# Objective
Go through the listing beneath this task and return every line that carries the string "practice".

##### Data lines #####

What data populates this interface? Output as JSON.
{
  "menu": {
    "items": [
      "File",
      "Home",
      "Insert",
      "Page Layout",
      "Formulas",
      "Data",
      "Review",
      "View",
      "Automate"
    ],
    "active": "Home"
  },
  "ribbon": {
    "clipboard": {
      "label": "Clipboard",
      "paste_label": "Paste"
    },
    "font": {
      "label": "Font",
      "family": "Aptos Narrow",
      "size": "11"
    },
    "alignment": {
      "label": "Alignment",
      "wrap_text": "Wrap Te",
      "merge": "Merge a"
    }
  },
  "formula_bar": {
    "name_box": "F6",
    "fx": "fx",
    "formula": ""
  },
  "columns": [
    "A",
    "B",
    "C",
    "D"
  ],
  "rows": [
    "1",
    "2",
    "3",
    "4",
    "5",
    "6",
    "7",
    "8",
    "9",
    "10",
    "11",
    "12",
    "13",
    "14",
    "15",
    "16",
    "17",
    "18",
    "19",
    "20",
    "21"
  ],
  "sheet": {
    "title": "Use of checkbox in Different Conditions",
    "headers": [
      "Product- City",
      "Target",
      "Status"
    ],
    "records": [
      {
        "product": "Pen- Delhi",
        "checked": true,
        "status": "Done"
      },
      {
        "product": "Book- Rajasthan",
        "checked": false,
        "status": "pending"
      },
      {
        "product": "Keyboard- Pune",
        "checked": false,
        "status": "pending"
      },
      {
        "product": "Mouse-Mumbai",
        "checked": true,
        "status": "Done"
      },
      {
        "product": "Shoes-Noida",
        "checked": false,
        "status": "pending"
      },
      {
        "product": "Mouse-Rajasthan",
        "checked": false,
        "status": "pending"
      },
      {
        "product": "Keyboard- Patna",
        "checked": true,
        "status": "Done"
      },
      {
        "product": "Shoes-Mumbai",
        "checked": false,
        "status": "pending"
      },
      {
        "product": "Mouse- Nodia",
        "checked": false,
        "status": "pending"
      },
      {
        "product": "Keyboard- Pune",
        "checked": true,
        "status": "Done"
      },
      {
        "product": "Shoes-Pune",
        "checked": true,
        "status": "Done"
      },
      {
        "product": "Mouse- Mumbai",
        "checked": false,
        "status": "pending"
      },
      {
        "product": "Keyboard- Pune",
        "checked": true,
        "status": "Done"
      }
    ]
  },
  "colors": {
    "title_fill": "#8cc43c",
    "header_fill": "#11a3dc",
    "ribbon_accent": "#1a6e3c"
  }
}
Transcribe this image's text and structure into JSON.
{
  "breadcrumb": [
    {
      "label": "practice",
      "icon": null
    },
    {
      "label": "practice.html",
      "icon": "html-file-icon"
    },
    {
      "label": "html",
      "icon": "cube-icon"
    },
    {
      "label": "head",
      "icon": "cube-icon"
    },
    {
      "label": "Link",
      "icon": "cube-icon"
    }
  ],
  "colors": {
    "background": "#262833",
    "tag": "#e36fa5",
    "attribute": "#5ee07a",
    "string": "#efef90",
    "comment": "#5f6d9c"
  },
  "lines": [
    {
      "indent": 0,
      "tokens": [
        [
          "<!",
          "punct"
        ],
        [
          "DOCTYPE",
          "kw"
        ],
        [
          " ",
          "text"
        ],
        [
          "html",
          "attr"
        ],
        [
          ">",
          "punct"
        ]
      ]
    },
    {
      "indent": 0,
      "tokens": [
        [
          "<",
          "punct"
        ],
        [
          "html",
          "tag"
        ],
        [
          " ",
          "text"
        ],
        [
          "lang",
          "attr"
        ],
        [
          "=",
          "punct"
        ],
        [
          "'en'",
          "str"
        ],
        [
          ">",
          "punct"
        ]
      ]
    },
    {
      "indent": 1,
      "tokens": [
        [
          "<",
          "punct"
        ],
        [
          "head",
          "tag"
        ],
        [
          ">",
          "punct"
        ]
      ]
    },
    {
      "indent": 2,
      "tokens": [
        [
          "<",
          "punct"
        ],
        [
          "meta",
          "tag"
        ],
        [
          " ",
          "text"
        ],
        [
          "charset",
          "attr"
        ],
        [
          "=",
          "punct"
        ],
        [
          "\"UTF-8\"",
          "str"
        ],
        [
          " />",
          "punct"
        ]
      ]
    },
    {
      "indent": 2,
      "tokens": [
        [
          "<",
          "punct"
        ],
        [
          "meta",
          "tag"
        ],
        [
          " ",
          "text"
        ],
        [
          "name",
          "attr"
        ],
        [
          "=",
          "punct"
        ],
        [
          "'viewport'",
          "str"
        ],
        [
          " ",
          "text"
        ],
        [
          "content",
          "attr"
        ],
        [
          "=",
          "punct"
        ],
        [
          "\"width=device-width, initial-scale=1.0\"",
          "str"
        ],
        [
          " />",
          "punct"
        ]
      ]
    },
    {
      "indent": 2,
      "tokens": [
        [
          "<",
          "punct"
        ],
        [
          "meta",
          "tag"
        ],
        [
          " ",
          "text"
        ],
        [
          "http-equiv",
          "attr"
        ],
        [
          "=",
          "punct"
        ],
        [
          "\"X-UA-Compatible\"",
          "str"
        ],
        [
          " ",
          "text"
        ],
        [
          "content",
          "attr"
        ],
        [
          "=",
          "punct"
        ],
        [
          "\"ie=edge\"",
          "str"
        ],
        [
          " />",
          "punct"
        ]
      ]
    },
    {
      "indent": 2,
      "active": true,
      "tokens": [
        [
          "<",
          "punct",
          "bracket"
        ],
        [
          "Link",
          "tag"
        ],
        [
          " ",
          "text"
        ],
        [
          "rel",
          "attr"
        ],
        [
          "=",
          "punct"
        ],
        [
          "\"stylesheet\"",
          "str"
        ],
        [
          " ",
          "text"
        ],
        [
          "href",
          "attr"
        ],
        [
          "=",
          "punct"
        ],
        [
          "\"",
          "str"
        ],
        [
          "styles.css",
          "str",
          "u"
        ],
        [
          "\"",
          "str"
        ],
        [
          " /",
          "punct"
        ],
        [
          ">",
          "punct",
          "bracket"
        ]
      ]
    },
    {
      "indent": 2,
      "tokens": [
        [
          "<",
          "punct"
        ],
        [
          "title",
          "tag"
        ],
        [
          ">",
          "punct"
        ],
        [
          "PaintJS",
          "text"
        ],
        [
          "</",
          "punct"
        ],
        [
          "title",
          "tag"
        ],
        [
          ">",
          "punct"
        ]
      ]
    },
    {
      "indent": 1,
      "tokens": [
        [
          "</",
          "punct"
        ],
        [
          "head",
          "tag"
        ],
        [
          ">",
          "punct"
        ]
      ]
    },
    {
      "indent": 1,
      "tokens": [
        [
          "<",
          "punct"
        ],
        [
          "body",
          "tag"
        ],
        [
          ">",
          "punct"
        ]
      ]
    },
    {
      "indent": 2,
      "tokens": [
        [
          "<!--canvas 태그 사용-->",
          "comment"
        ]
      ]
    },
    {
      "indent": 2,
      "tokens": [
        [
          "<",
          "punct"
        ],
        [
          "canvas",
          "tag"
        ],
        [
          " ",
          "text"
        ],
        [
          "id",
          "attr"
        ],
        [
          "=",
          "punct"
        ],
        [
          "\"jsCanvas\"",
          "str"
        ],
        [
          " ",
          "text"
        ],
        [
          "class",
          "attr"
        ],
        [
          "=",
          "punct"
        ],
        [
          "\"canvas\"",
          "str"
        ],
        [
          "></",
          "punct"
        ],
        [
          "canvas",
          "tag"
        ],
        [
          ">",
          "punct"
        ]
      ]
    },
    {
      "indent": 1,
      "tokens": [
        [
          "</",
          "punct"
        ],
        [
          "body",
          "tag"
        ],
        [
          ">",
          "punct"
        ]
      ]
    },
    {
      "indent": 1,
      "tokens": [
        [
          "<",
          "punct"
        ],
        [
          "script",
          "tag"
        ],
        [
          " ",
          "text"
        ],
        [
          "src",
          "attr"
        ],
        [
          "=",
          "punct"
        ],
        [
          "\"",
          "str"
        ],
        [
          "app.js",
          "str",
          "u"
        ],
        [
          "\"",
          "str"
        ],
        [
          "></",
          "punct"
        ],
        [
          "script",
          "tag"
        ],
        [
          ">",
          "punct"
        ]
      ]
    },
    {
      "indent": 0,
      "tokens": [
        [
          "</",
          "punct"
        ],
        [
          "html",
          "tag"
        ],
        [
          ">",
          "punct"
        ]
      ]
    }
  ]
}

#####

# Exercise response
      "label": "practice",
      "label": "practice.html",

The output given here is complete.